─── Material provided ───
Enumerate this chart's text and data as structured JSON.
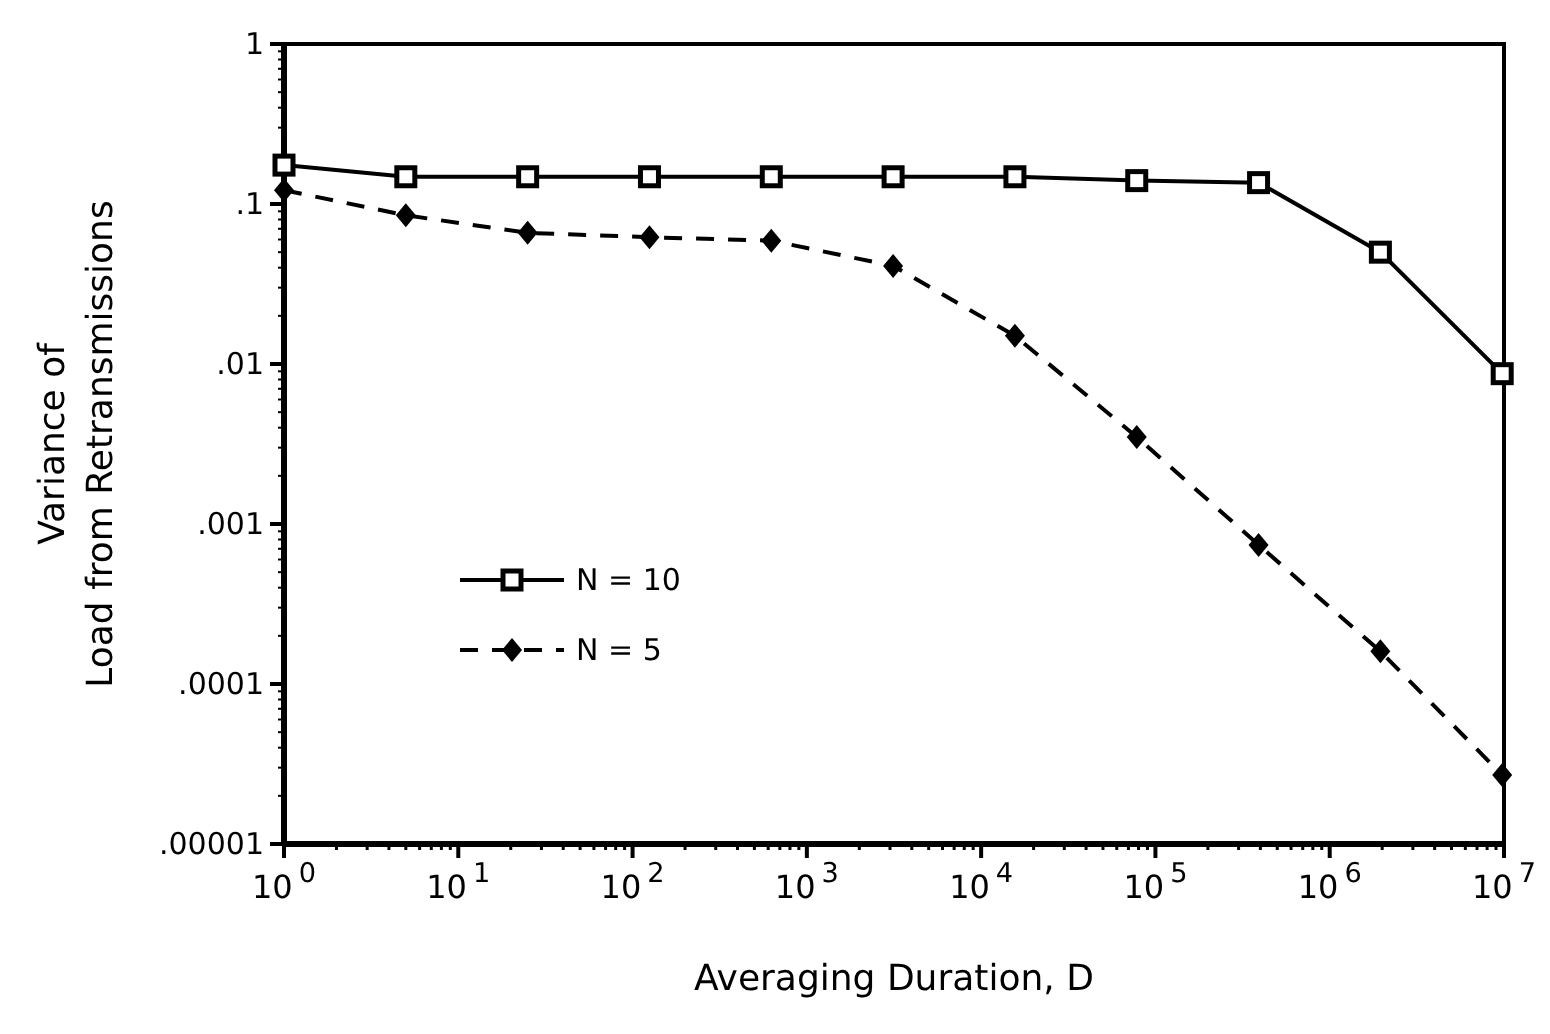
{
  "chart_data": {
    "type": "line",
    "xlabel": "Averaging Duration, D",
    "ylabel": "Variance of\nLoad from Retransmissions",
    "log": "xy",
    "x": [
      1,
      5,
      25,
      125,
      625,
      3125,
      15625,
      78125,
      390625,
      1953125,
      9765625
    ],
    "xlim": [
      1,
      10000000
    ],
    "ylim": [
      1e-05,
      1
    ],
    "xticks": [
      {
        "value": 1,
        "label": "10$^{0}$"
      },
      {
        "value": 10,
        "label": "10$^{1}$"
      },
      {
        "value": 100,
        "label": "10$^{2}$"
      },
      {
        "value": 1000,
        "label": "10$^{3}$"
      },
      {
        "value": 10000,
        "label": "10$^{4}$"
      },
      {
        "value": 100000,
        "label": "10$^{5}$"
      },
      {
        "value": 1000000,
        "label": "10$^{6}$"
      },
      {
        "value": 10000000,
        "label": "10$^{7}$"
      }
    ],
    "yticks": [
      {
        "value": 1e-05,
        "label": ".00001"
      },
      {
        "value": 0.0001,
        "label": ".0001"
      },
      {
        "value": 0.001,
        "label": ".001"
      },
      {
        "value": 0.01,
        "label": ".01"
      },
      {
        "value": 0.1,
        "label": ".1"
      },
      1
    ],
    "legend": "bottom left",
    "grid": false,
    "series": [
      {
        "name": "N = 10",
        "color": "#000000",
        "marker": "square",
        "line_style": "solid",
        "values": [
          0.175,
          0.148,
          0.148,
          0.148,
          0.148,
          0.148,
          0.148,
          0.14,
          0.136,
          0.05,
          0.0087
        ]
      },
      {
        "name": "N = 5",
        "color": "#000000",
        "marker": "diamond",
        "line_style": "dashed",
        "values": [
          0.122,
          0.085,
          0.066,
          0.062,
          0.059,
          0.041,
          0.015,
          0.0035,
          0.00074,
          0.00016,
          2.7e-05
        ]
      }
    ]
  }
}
───
─── Material provided ───
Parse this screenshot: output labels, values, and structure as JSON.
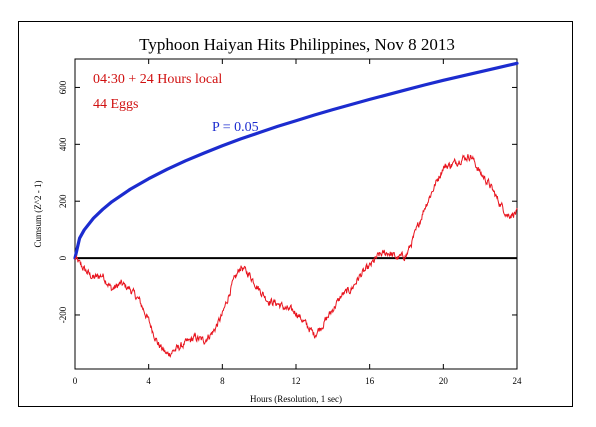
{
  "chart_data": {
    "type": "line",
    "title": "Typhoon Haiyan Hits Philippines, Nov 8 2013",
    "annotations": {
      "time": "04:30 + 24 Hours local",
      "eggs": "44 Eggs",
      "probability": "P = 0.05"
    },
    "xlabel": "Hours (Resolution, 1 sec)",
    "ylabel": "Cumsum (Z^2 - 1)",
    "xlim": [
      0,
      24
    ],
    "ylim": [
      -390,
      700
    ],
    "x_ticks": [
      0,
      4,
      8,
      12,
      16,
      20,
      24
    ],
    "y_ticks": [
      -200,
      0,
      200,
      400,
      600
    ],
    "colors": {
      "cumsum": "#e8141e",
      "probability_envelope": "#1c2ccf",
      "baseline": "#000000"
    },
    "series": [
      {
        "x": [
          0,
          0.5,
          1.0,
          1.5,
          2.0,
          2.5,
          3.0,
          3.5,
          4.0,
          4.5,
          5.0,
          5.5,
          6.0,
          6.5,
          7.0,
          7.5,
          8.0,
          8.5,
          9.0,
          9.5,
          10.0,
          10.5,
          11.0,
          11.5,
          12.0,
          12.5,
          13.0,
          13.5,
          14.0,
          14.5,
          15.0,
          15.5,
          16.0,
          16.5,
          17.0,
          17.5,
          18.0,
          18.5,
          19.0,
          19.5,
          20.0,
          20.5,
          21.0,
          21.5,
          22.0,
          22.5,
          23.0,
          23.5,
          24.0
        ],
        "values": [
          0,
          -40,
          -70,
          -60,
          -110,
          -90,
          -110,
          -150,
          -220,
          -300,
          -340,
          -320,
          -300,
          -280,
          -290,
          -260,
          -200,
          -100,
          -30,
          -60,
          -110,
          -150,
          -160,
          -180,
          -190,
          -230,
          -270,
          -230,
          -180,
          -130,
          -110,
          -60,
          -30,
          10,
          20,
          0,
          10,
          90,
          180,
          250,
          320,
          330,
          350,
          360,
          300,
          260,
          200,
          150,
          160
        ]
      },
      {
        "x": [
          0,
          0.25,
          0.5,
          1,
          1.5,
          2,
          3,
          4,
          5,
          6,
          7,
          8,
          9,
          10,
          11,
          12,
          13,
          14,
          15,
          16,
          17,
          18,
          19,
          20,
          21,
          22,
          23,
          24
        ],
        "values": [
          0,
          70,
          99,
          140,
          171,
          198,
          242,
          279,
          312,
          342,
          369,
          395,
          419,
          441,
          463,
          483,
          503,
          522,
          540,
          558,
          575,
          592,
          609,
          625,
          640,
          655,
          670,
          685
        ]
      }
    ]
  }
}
───
= The exercise =
Return every line above that contains the word "Hours".

= In response =
      "time": "04:30 + 24 Hours local",
    "xlabel": "Hours (Resolution, 1 sec)",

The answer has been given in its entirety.